* _Instructions for the task_
Give back every line exactly as it appears, pictures excluded.

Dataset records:
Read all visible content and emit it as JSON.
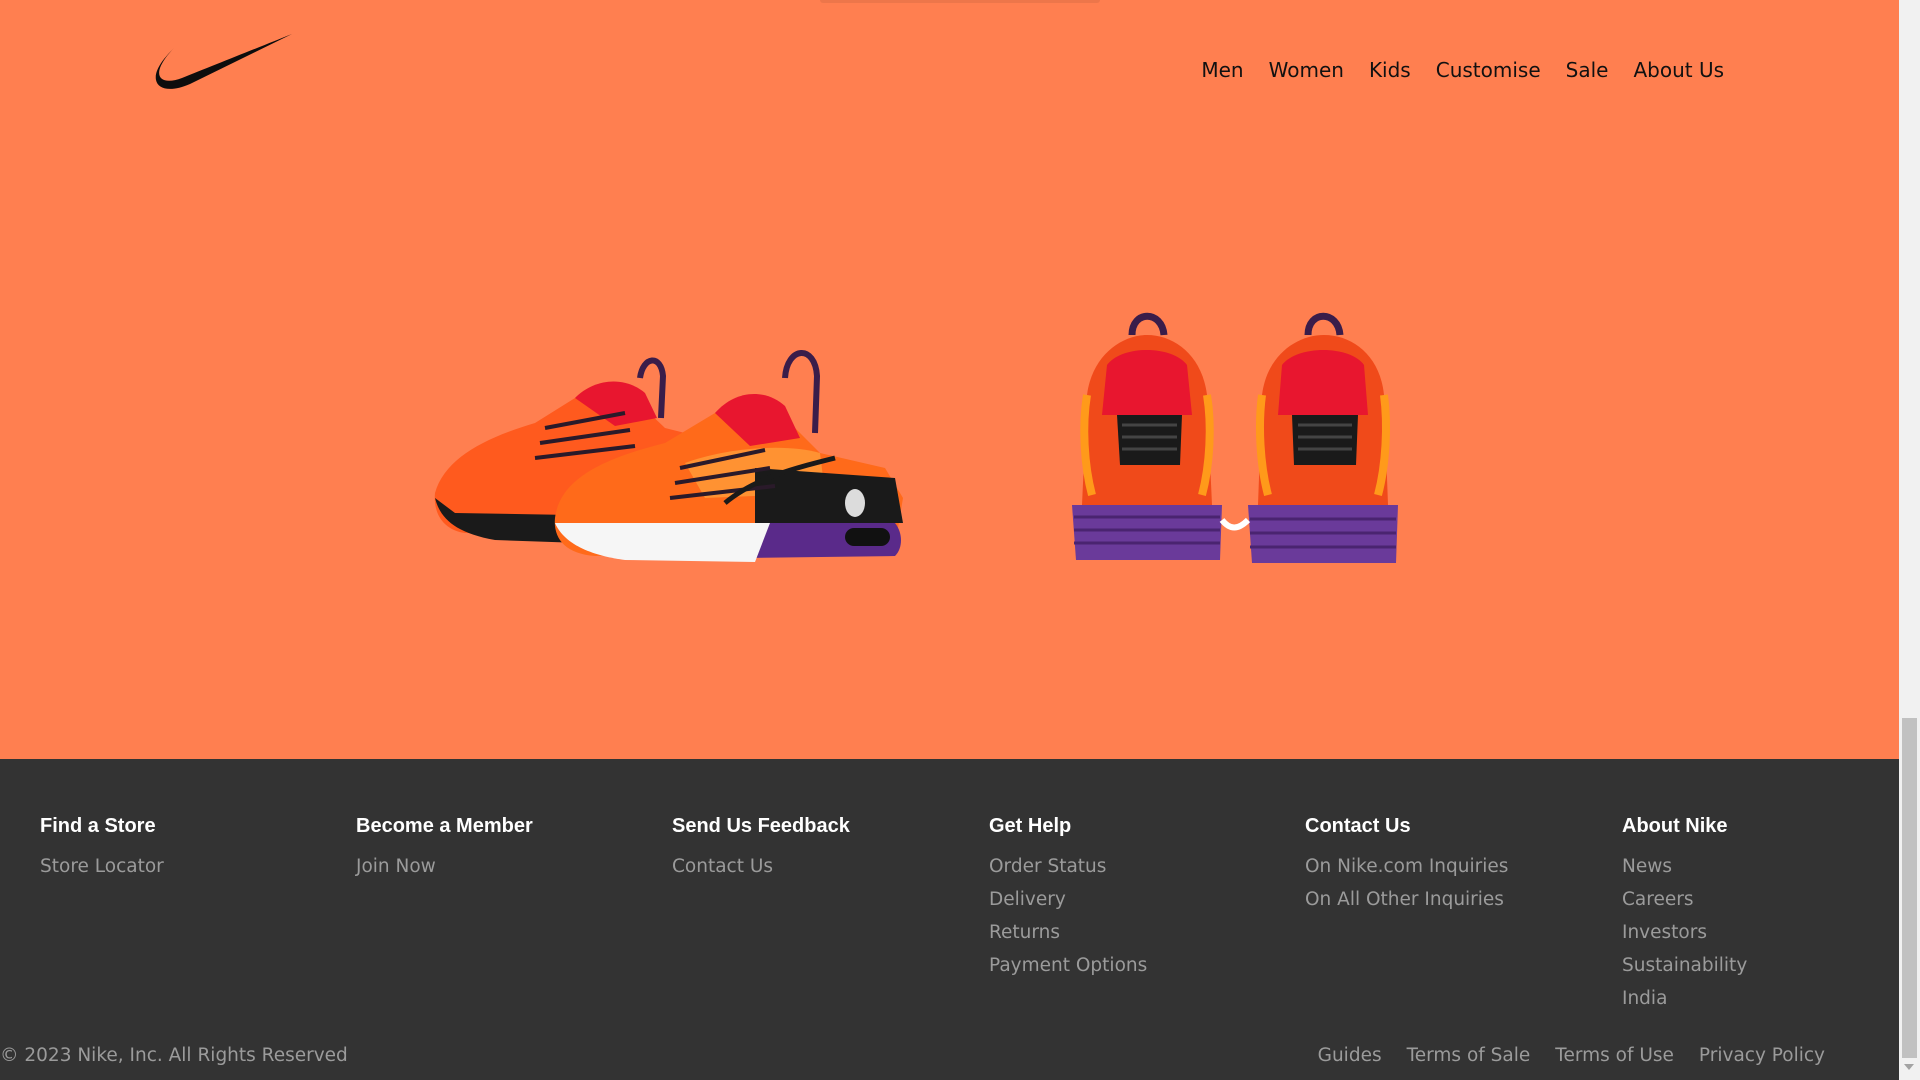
{
  "brand": {
    "logo": "swoosh-logo"
  },
  "nav": {
    "items": [
      "Men",
      "Women",
      "Kids",
      "Customise",
      "Sale",
      "About Us"
    ]
  },
  "products": [
    {
      "name": "shoe-side-view"
    },
    {
      "name": "shoe-back-view"
    }
  ],
  "footer": {
    "columns": [
      {
        "title": "Find a Store",
        "links": [
          "Store Locator"
        ]
      },
      {
        "title": "Become a Member",
        "links": [
          "Join Now"
        ]
      },
      {
        "title": "Send Us Feedback",
        "links": [
          "Contact Us"
        ]
      },
      {
        "title": "Get Help",
        "links": [
          "Order Status",
          "Delivery",
          "Returns",
          "Payment Options"
        ]
      },
      {
        "title": "Contact Us",
        "links": [
          "On Nike.com Inquiries",
          "On All Other Inquiries"
        ]
      },
      {
        "title": "About Nike",
        "links": [
          "News",
          "Careers",
          "Investors",
          "Sustainability",
          "India"
        ]
      }
    ],
    "copyright": "© 2023 Nike, Inc. All Rights Reserved",
    "legal_links": [
      "Guides",
      "Terms of Sale",
      "Terms of Use",
      "Privacy Policy"
    ]
  },
  "colors": {
    "hero_bg": "#ff7f50",
    "footer_bg": "#333333",
    "footer_title": "#ffffff",
    "footer_link": "#9b9b9b"
  }
}
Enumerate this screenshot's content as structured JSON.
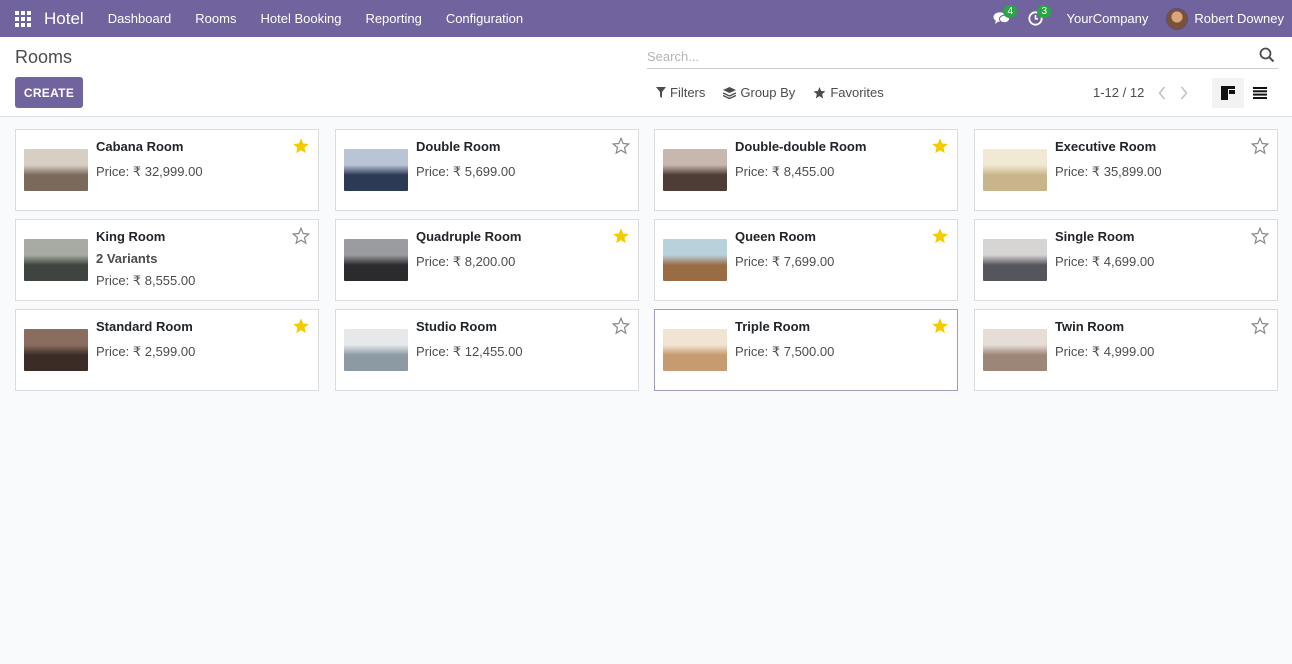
{
  "navbar": {
    "app_name": "Hotel",
    "menu": [
      "Dashboard",
      "Rooms",
      "Hotel Booking",
      "Reporting",
      "Configuration"
    ],
    "messages_count": "4",
    "activities_count": "3",
    "company": "YourCompany",
    "user": "Robert Downey",
    "accent_color": "#71639e"
  },
  "control": {
    "title": "Rooms",
    "create_label": "CREATE",
    "search_placeholder": "Search...",
    "filters_label": "Filters",
    "groupby_label": "Group By",
    "favorites_label": "Favorites",
    "pager": "1-12 / 12"
  },
  "rooms": [
    {
      "name": "Cabana Room",
      "variants": "",
      "price": "Price: ₹ 32,999.00",
      "starred": true,
      "c1": "#7b6a5c",
      "c2": "#d8cfc4"
    },
    {
      "name": "Double Room",
      "variants": "",
      "price": "Price: ₹ 5,699.00",
      "starred": false,
      "c1": "#2d3a55",
      "c2": "#b9c4d6"
    },
    {
      "name": "Double-double Room",
      "variants": "",
      "price": "Price: ₹ 8,455.00",
      "starred": true,
      "c1": "#4e3c36",
      "c2": "#c7b7ae"
    },
    {
      "name": "Executive Room",
      "variants": "",
      "price": "Price: ₹ 35,899.00",
      "starred": false,
      "c1": "#c9b58b",
      "c2": "#f1e9d4"
    },
    {
      "name": "King Room",
      "variants": "2 Variants",
      "price": "Price: ₹ 8,555.00",
      "starred": false,
      "c1": "#3f4440",
      "c2": "#a7aba3"
    },
    {
      "name": "Quadruple Room",
      "variants": "",
      "price": "Price: ₹ 8,200.00",
      "starred": true,
      "c1": "#2b2b2d",
      "c2": "#9b9ca0"
    },
    {
      "name": "Queen Room",
      "variants": "",
      "price": "Price: ₹ 7,699.00",
      "starred": true,
      "c1": "#9a6c46",
      "c2": "#b8d2dc"
    },
    {
      "name": "Single Room",
      "variants": "",
      "price": "Price: ₹ 4,699.00",
      "starred": false,
      "c1": "#55555c",
      "c2": "#d7d5d3"
    },
    {
      "name": "Standard Room",
      "variants": "",
      "price": "Price: ₹ 2,599.00",
      "starred": true,
      "c1": "#3c2c28",
      "c2": "#8a6d5e"
    },
    {
      "name": "Studio Room",
      "variants": "",
      "price": "Price: ₹ 12,455.00",
      "starred": false,
      "c1": "#8c9aa3",
      "c2": "#e6e8ea"
    },
    {
      "name": "Triple Room",
      "variants": "",
      "price": "Price: ₹ 7,500.00",
      "starred": true,
      "c1": "#c79a70",
      "c2": "#f2e4d2"
    },
    {
      "name": "Twin Room",
      "variants": "",
      "price": "Price: ₹ 4,999.00",
      "starred": false,
      "c1": "#9d8577",
      "c2": "#e6ddd6"
    }
  ]
}
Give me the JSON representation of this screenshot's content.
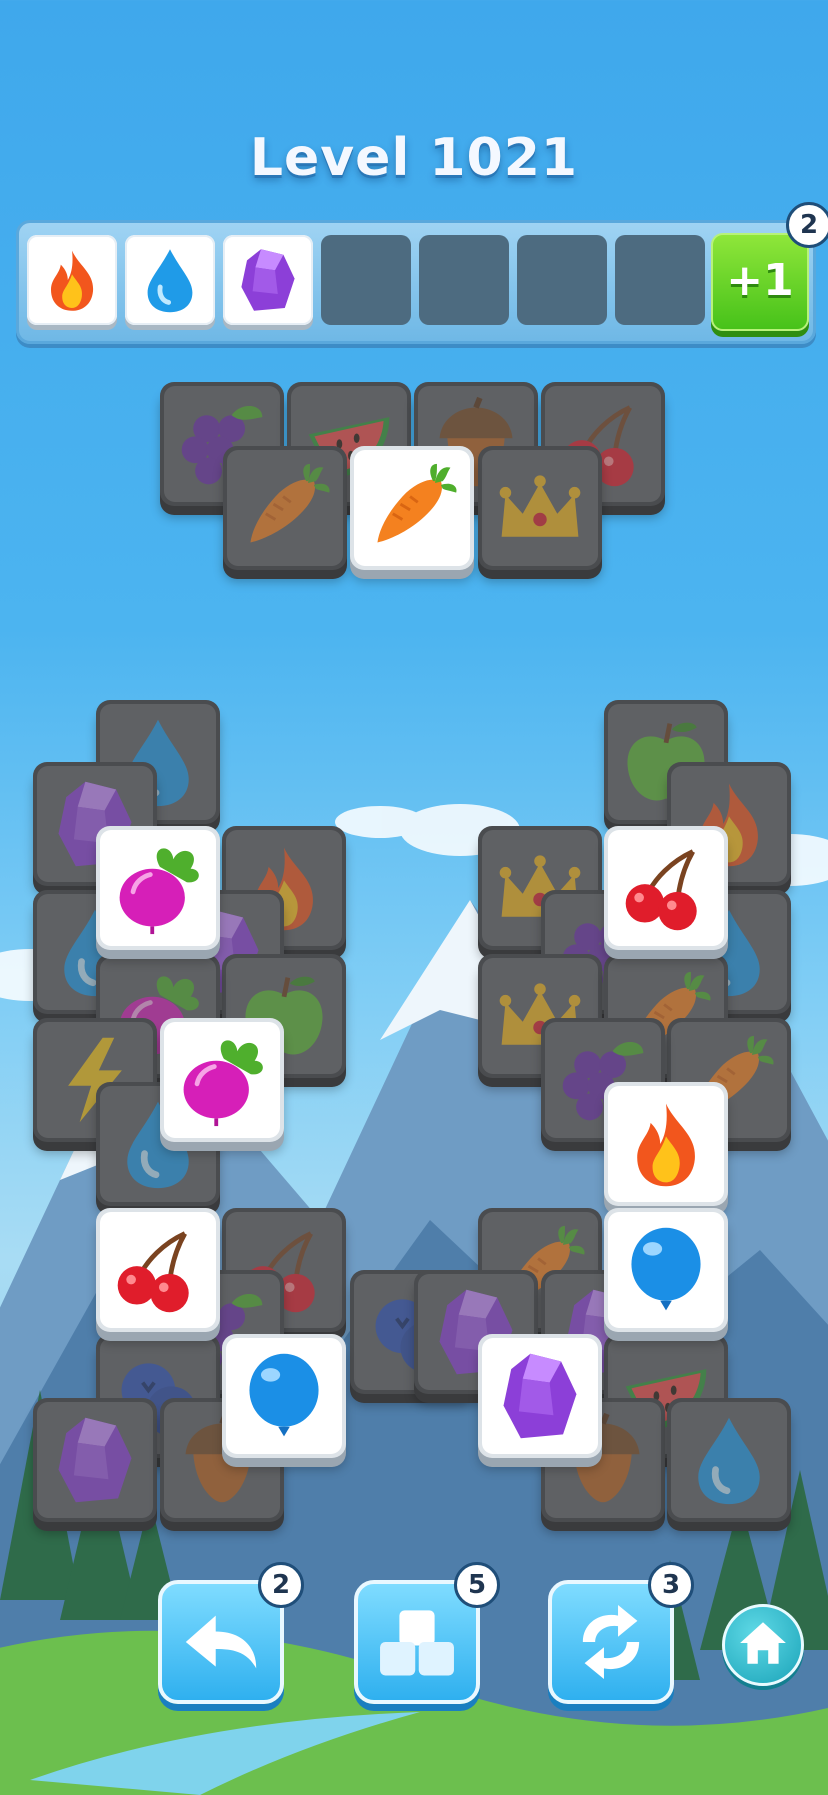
{
  "level": {
    "title": "Level 1021"
  },
  "tray": {
    "slots": [
      {
        "icon": "fire-icon"
      },
      {
        "icon": "water-drop-icon"
      },
      {
        "icon": "purple-crystal-icon"
      },
      {
        "icon": ""
      },
      {
        "icon": ""
      },
      {
        "icon": ""
      },
      {
        "icon": ""
      }
    ],
    "extra_slot_button": {
      "label": "+1",
      "count": "2"
    }
  },
  "tools": {
    "undo": {
      "icon": "undo-arrow-icon",
      "count": "2"
    },
    "magnet": {
      "icon": "tile-stack-icon",
      "count": "5"
    },
    "shuffle": {
      "icon": "shuffle-icon",
      "count": "3"
    },
    "home": {
      "icon": "home-icon"
    }
  },
  "colors": {
    "sky": "#4cb4f0",
    "tile_face": "#ffffff",
    "tile_locked": "#5f6164",
    "plus_button": "#47c21a",
    "tool_button": "#2fb0ef"
  }
}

* _The output_
Read all visible content and emit it as JSON.
{
  "brand": {
    "logo": "swoosh-logo"
  },
  "nav": {
    "items": [
      "Men",
      "Women",
      "Kids",
      "Customise",
      "Sale",
      "About Us"
    ]
  },
  "products": [
    {
      "name": "shoe-side-view"
    },
    {
      "name": "shoe-back-view"
    }
  ],
  "footer": {
    "columns": [
      {
        "title": "Find a Store",
        "links": [
          "Store Locator"
        ]
      },
      {
        "title": "Become a Member",
        "links": [
          "Join Now"
        ]
      },
      {
        "title": "Send Us Feedback",
        "links": [
          "Contact Us"
        ]
      },
      {
        "title": "Get Help",
        "links": [
          "Order Status",
          "Delivery",
          "Returns",
          "Payment Options"
        ]
      },
      {
        "title": "Contact Us",
        "links": [
          "On Nike.com Inquiries",
          "On All Other Inquiries"
        ]
      },
      {
        "title": "About Nike",
        "links": [
          "News",
          "Careers",
          "Investors",
          "Sustainability",
          "India"
        ]
      }
    ],
    "copyright": "© 2023 Nike, Inc. All Rights Reserved",
    "legal_links": [
      "Guides",
      "Terms of Sale",
      "Terms of Use",
      "Privacy Policy"
    ]
  },
  "colors": {
    "hero_bg": "#ff7f50",
    "footer_bg": "#333333",
    "footer_title": "#ffffff",
    "footer_link": "#9b9b9b"
  }
}
Enumerate this screenshot's content as structured JSON.
{
  "navbar": {
    "app_name": "Hotel",
    "menu": [
      "Dashboard",
      "Rooms",
      "Hotel Booking",
      "Reporting",
      "Configuration"
    ],
    "messages_count": "4",
    "activities_count": "3",
    "company": "YourCompany",
    "user": "Robert Downey",
    "accent_color": "#71639e"
  },
  "control": {
    "title": "Rooms",
    "create_label": "CREATE",
    "search_placeholder": "Search...",
    "filters_label": "Filters",
    "groupby_label": "Group By",
    "favorites_label": "Favorites",
    "pager": "1-12 / 12"
  },
  "rooms": [
    {
      "name": "Cabana Room",
      "variants": "",
      "price": "Price: ₹ 32,999.00",
      "starred": true,
      "c1": "#7b6a5c",
      "c2": "#d8cfc4"
    },
    {
      "name": "Double Room",
      "variants": "",
      "price": "Price: ₹ 5,699.00",
      "starred": false,
      "c1": "#2d3a55",
      "c2": "#b9c4d6"
    },
    {
      "name": "Double-double Room",
      "variants": "",
      "price": "Price: ₹ 8,455.00",
      "starred": true,
      "c1": "#4e3c36",
      "c2": "#c7b7ae"
    },
    {
      "name": "Executive Room",
      "variants": "",
      "price": "Price: ₹ 35,899.00",
      "starred": false,
      "c1": "#c9b58b",
      "c2": "#f1e9d4"
    },
    {
      "name": "King Room",
      "variants": "2 Variants",
      "price": "Price: ₹ 8,555.00",
      "starred": false,
      "c1": "#3f4440",
      "c2": "#a7aba3"
    },
    {
      "name": "Quadruple Room",
      "variants": "",
      "price": "Price: ₹ 8,200.00",
      "starred": true,
      "c1": "#2b2b2d",
      "c2": "#9b9ca0"
    },
    {
      "name": "Queen Room",
      "variants": "",
      "price": "Price: ₹ 7,699.00",
      "starred": true,
      "c1": "#9a6c46",
      "c2": "#b8d2dc"
    },
    {
      "name": "Single Room",
      "variants": "",
      "price": "Price: ₹ 4,699.00",
      "starred": false,
      "c1": "#55555c",
      "c2": "#d7d5d3"
    },
    {
      "name": "Standard Room",
      "variants": "",
      "price": "Price: ₹ 2,599.00",
      "starred": true,
      "c1": "#3c2c28",
      "c2": "#8a6d5e"
    },
    {
      "name": "Studio Room",
      "variants": "",
      "price": "Price: ₹ 12,455.00",
      "starred": false,
      "c1": "#8c9aa3",
      "c2": "#e6e8ea"
    },
    {
      "name": "Triple Room",
      "variants": "",
      "price": "Price: ₹ 7,500.00",
      "starred": true,
      "c1": "#c79a70",
      "c2": "#f2e4d2"
    },
    {
      "name": "Twin Room",
      "variants": "",
      "price": "Price: ₹ 4,999.00",
      "starred": false,
      "c1": "#9d8577",
      "c2": "#e6ddd6"
    }
  ]
}
Give me the JSON representation of this screenshot's content.
{
  "level": {
    "title": "Level 1021"
  },
  "tray": {
    "slots": [
      {
        "icon": "fire-icon"
      },
      {
        "icon": "water-drop-icon"
      },
      {
        "icon": "purple-crystal-icon"
      },
      {
        "icon": ""
      },
      {
        "icon": ""
      },
      {
        "icon": ""
      },
      {
        "icon": ""
      }
    ],
    "extra_slot_button": {
      "label": "+1",
      "count": "2"
    }
  },
  "tools": {
    "undo": {
      "icon": "undo-arrow-icon",
      "count": "2"
    },
    "magnet": {
      "icon": "tile-stack-icon",
      "count": "5"
    },
    "shuffle": {
      "icon": "shuffle-icon",
      "count": "3"
    },
    "home": {
      "icon": "home-icon"
    }
  },
  "colors": {
    "sky": "#4cb4f0",
    "tile_face": "#ffffff",
    "tile_locked": "#5f6164",
    "plus_button": "#47c21a",
    "tool_button": "#2fb0ef"
  }
}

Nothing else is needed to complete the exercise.